Data entries
++++++++
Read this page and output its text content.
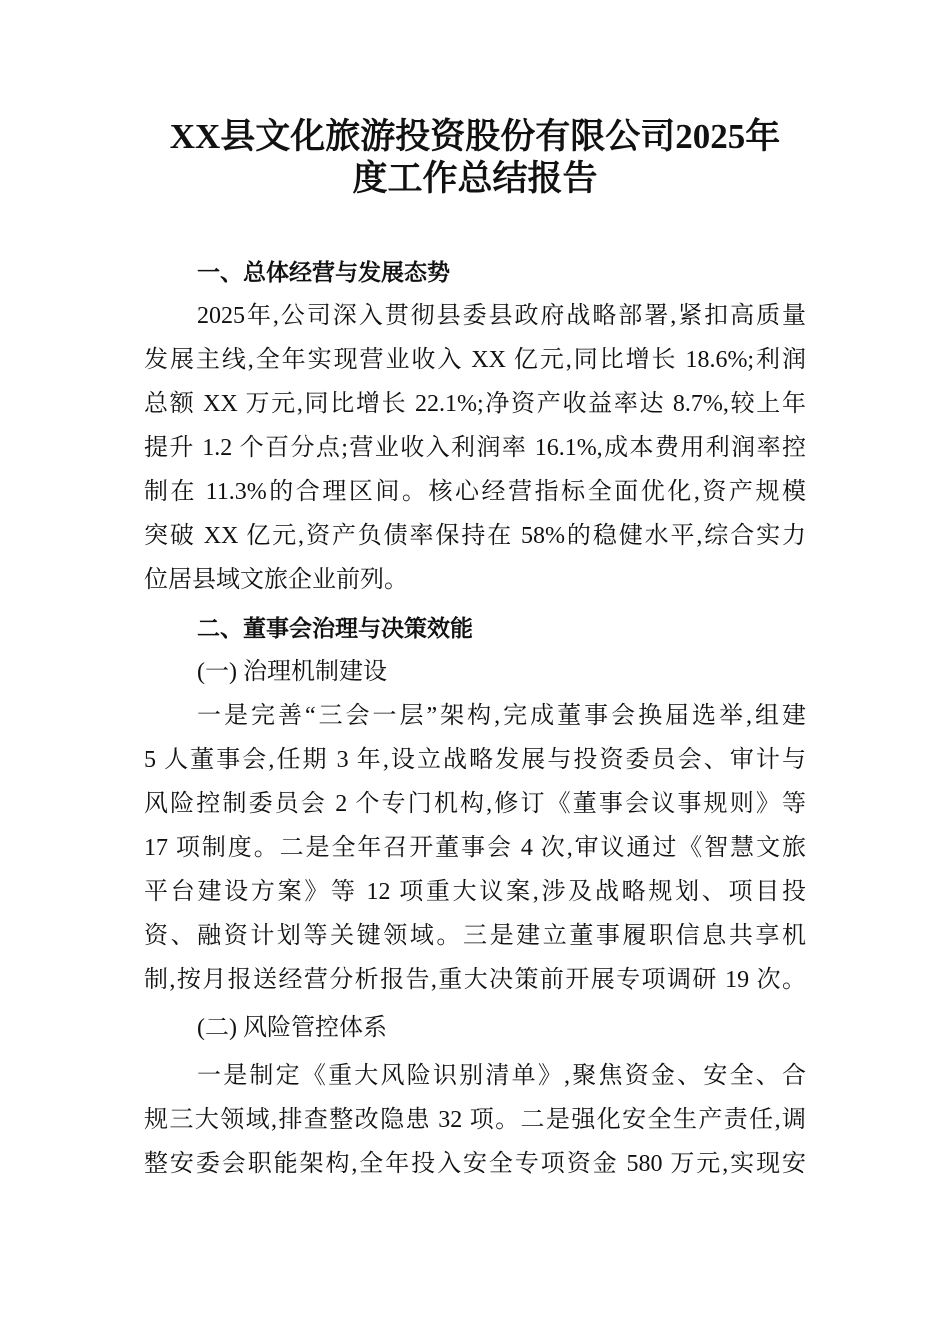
XX县文化旅游投资股份有限公司2025年
度工作总结报告
一、总体经营与发展态势
2025年,公司深入贯彻县委县政府战略部署,紧扣高质量
发展主线,全年实现营业收入 XX 亿元,同比增长 18.6%;利润
总额 XX 万元,同比增长 22.1%;净资产收益率达 8.7%,较上年
提升 1.2 个百分点;营业收入利润率 16.1%,成本费用利润率控
制在 11.3%的合理区间。核心经营指标全面优化,资产规模
突破 XX 亿元,资产负债率保持在 58%的稳健水平,综合实力
位居县域文旅企业前列。
二、董事会治理与决策效能
(一) 治理机制建设
一是完善“三会一层”架构,完成董事会换届选举,组建
5 人董事会,任期 3 年,设立战略发展与投资委员会、审计与
风险控制委员会 2 个专门机构,修订《董事会议事规则》等
17 项制度。二是全年召开董事会 4 次,审议通过《智慧文旅
平台建设方案》等 12 项重大议案,涉及战略规划、项目投
资、融资计划等关键领域。三是建立董事履职信息共享机
制,按月报送经营分析报告,重大决策前开展专项调研 19 次。
(二) 风险管控体系
一是制定《重大风险识别清单》,聚焦资金、安全、合
规三大领域,排查整改隐患 32 项。二是强化安全生产责任,调
整安委会职能架构,全年投入安全专项资金 580 万元,实现安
++++++++
### SET EXERCISE
Pull out every line of the records above that contains the word "同比增长".

### COMPLETE ANSWER
发展主线,全年实现营业收入 XX 亿元,同比增长 18.6%;利润
总额 XX 万元,同比增长 22.1%;净资产收益率达 8.7%,较上年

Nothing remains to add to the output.